## YOUR GOAL:
Which lines in the material below contain the word "里赞叹牛郎织女一年一度的"? Copy each of them.

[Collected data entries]

····················

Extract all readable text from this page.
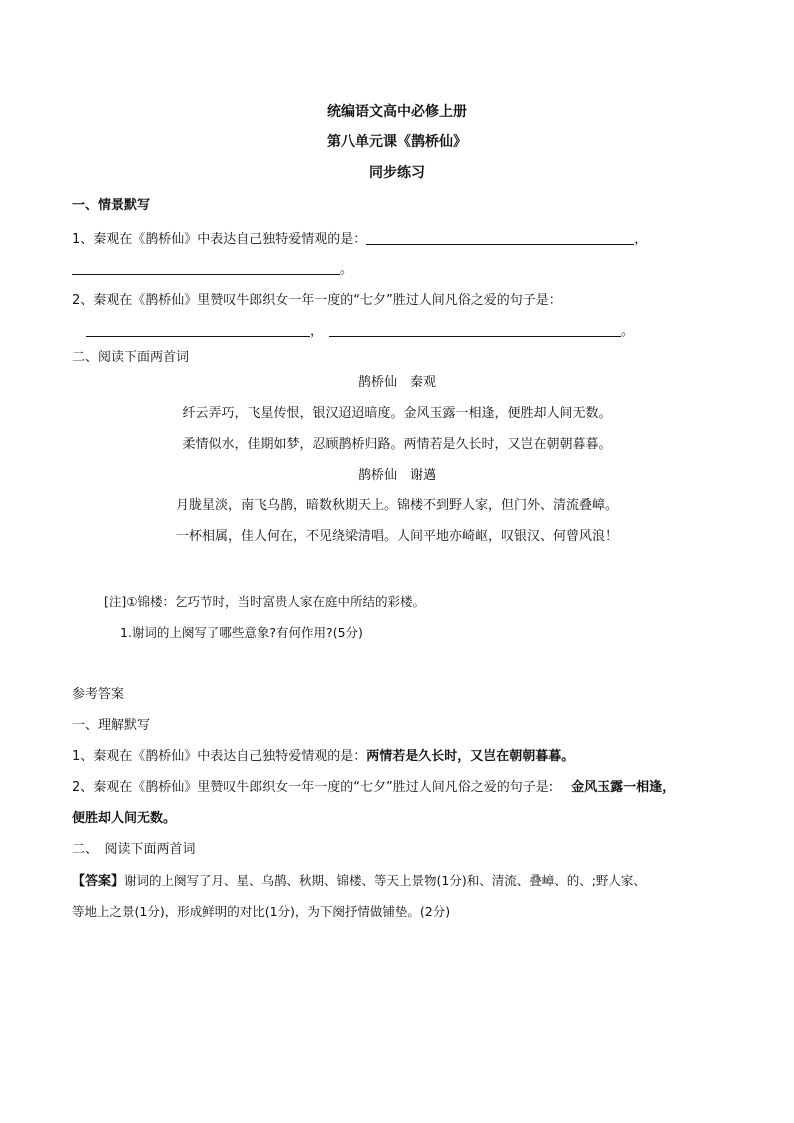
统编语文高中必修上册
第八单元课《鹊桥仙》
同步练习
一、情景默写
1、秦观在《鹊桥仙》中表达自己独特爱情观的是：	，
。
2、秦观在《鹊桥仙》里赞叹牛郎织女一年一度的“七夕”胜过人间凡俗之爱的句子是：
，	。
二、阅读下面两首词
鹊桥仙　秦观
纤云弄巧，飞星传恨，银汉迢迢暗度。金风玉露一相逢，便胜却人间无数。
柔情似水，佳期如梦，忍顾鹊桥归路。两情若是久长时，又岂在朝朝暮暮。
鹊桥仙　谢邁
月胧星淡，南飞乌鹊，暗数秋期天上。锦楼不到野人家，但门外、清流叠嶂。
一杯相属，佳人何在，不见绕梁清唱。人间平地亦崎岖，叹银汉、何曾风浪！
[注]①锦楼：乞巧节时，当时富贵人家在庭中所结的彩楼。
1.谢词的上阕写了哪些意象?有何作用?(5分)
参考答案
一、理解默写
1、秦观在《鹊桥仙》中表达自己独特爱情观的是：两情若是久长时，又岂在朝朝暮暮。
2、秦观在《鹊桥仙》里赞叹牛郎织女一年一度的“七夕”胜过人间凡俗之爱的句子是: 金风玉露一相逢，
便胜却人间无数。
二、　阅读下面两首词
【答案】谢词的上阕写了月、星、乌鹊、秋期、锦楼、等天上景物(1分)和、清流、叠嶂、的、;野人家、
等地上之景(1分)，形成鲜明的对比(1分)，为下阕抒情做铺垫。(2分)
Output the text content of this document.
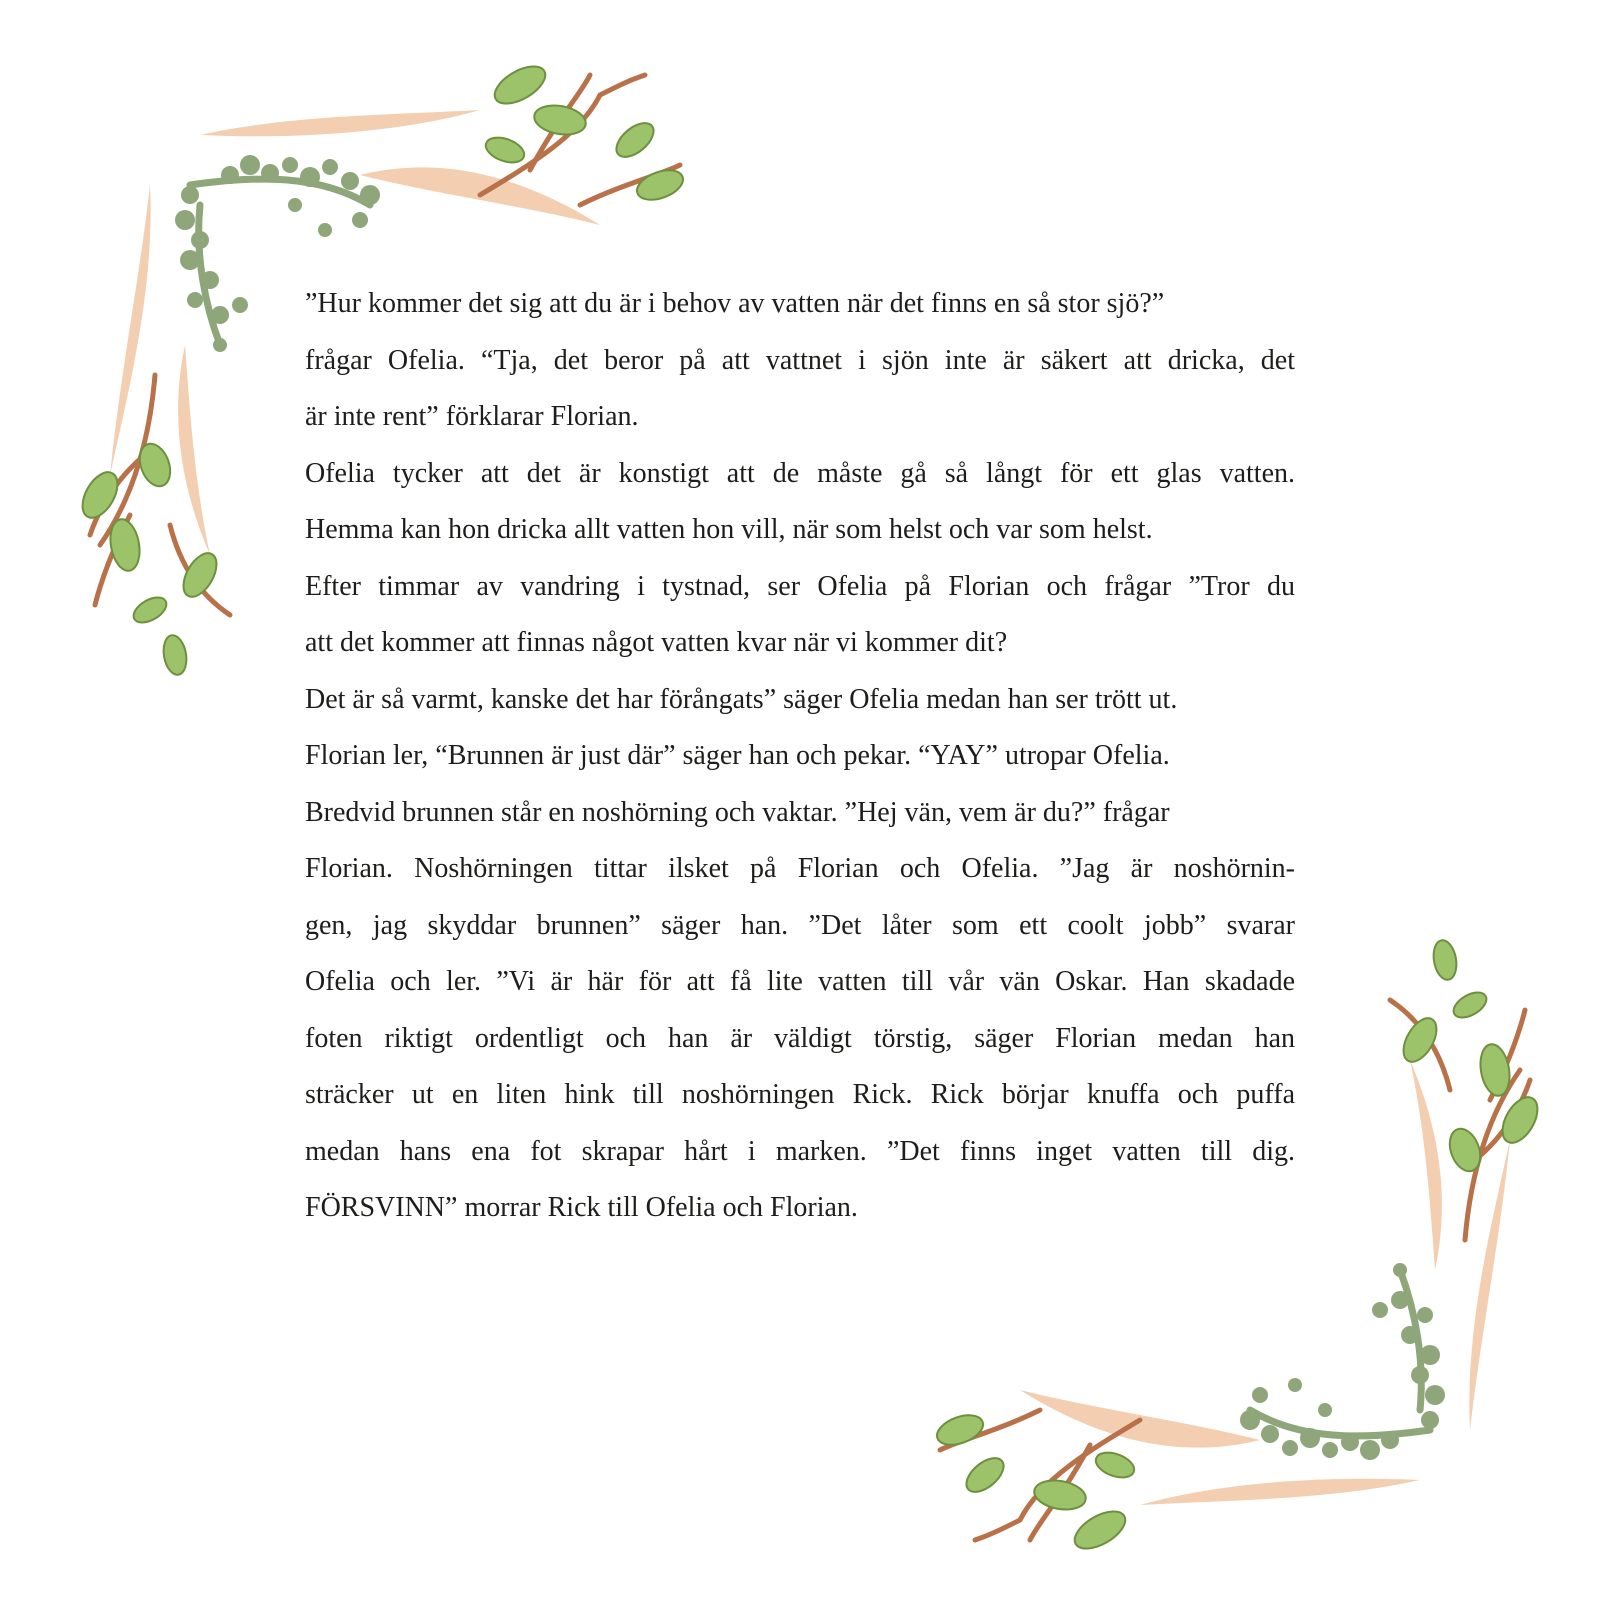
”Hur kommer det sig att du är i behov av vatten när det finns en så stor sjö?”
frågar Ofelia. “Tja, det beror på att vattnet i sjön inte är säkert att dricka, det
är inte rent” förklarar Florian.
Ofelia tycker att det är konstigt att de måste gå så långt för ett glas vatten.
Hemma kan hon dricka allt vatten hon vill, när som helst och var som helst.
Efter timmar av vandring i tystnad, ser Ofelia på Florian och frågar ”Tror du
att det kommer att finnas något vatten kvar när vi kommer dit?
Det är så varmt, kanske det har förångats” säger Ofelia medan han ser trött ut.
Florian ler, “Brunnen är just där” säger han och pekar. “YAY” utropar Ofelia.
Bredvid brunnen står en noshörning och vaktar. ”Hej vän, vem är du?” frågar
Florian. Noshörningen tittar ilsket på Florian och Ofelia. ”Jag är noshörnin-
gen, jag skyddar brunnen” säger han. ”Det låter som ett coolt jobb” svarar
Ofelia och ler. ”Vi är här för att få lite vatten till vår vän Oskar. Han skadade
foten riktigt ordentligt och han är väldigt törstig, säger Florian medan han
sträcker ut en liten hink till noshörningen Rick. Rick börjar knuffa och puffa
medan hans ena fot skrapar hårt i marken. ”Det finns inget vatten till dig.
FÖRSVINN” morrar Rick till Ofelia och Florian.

····················

## COMPLETED TASK:
2、秦观在《鹊桥仙》里赞叹牛郎织女一年一度的“七夕”胜过人间凡俗之爱的句子是：
2、秦观在《鹊桥仙》里赞叹牛郎织女一年一度的“七夕”胜过人间凡俗之爱的句子是: 金风玉露一相逢，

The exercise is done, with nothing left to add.